ENTRIES SUPPLIED:
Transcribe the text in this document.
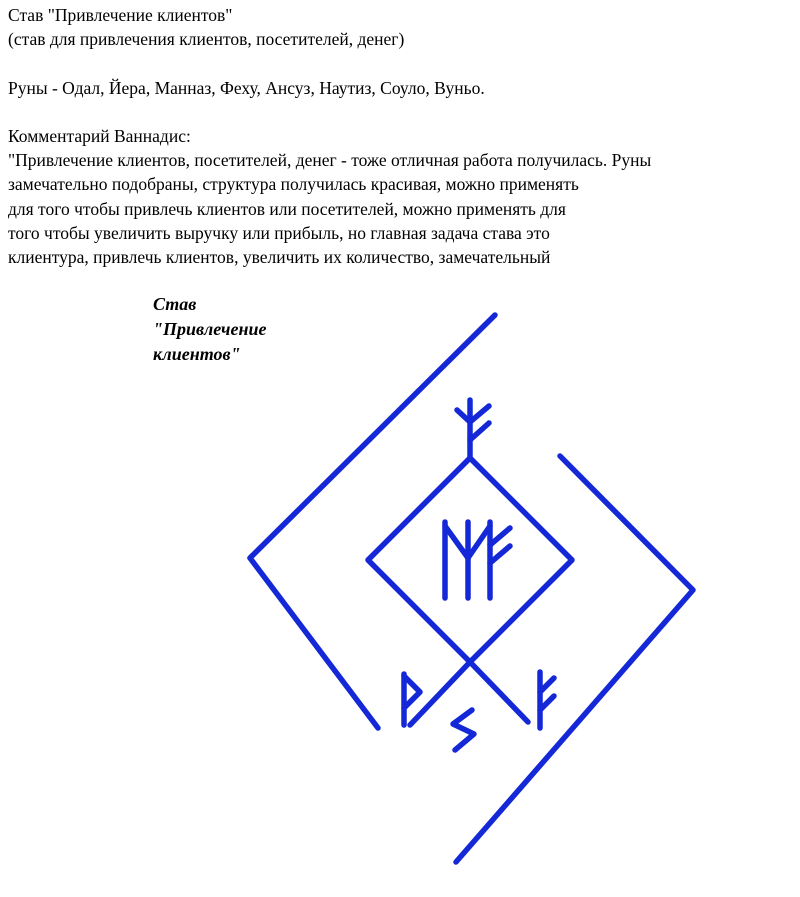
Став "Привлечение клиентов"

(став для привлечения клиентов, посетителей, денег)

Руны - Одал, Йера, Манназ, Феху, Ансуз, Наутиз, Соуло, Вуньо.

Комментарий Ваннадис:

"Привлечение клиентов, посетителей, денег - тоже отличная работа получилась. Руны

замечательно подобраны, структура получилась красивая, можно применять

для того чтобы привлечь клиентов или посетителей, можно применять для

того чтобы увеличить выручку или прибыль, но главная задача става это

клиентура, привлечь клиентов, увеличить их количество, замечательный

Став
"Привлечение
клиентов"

* * *

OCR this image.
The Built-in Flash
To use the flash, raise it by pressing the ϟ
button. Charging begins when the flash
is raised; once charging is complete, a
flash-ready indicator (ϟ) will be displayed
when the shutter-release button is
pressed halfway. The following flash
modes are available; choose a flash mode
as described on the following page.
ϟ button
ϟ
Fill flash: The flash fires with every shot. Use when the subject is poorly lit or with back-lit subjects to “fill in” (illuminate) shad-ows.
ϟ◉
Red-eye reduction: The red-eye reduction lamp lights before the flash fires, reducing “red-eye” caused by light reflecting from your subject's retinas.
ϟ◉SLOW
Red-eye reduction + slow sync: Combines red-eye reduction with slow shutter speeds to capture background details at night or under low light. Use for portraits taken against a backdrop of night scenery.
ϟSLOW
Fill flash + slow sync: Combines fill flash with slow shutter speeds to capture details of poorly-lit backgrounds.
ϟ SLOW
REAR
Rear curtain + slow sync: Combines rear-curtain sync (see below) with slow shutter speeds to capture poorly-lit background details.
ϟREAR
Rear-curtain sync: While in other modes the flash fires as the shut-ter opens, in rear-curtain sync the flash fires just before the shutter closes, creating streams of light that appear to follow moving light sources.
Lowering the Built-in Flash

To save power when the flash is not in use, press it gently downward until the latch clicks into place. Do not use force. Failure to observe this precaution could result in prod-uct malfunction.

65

THE PROBLEM:
Look over the material above and show each line where "fill" appears.

SOLVED EXERCISE:
Fill flash: The flash fires with every shot. Use when the subject is poorly lit or with back-lit subjects to “fill in” (illuminate) shad-ows.
Fill flash + slow sync: Combines fill flash with slow shutter speeds to capture details of poorly-lit backgrounds.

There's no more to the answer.